====== Items

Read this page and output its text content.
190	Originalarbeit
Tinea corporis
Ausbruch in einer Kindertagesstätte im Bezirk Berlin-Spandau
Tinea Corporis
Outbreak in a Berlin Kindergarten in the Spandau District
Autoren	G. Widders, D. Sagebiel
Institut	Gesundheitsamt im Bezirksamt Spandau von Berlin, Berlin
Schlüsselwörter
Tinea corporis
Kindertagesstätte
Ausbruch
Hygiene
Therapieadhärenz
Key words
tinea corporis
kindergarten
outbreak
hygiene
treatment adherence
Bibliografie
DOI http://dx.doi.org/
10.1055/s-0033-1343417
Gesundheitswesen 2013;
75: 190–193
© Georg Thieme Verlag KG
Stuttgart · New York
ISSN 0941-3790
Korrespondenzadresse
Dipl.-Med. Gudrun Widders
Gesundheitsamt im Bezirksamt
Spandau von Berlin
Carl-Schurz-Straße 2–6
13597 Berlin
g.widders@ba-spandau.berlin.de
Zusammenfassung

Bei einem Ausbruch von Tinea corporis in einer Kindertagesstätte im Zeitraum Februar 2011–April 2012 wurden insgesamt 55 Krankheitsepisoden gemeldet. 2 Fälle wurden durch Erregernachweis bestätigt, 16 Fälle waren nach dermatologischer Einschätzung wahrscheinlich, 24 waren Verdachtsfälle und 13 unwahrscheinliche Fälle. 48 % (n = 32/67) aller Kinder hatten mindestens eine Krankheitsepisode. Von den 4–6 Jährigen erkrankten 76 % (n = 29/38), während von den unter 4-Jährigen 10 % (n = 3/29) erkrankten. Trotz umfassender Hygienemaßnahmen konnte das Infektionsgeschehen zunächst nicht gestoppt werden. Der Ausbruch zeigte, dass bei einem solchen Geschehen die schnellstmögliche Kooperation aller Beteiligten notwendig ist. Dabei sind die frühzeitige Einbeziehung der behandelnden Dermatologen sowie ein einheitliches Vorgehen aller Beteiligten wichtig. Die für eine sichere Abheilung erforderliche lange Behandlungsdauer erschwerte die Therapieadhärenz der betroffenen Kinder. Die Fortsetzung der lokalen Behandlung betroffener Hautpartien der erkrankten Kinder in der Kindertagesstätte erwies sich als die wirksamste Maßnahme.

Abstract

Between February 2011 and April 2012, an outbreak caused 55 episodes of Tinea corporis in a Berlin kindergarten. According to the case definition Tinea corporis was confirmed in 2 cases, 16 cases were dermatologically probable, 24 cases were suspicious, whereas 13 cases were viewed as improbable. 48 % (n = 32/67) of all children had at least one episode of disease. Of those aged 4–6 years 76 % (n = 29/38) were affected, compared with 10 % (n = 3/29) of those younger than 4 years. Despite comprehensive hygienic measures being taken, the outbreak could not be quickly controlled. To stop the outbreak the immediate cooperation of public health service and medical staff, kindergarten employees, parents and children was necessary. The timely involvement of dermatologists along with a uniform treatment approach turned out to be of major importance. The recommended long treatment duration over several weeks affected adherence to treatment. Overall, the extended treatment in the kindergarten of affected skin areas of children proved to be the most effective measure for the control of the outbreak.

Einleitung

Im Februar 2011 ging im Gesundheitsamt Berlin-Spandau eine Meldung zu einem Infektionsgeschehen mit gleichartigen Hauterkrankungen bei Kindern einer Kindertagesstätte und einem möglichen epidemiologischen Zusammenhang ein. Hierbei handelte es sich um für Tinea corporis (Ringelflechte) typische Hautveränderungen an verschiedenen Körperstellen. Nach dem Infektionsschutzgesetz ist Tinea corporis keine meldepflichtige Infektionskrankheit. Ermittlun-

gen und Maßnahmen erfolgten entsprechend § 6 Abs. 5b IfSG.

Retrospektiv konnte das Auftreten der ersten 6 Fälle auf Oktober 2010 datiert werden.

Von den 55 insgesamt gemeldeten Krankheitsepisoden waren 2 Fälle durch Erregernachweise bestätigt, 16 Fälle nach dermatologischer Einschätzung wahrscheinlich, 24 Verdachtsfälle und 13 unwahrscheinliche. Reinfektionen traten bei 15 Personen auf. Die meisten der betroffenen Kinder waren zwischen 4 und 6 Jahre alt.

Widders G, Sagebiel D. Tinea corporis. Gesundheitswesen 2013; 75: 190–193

============

• _Do this_: How many lines in these entries hold the string "Einschätzung"? Answer with the number alone.

• _Solution to this problem_: 2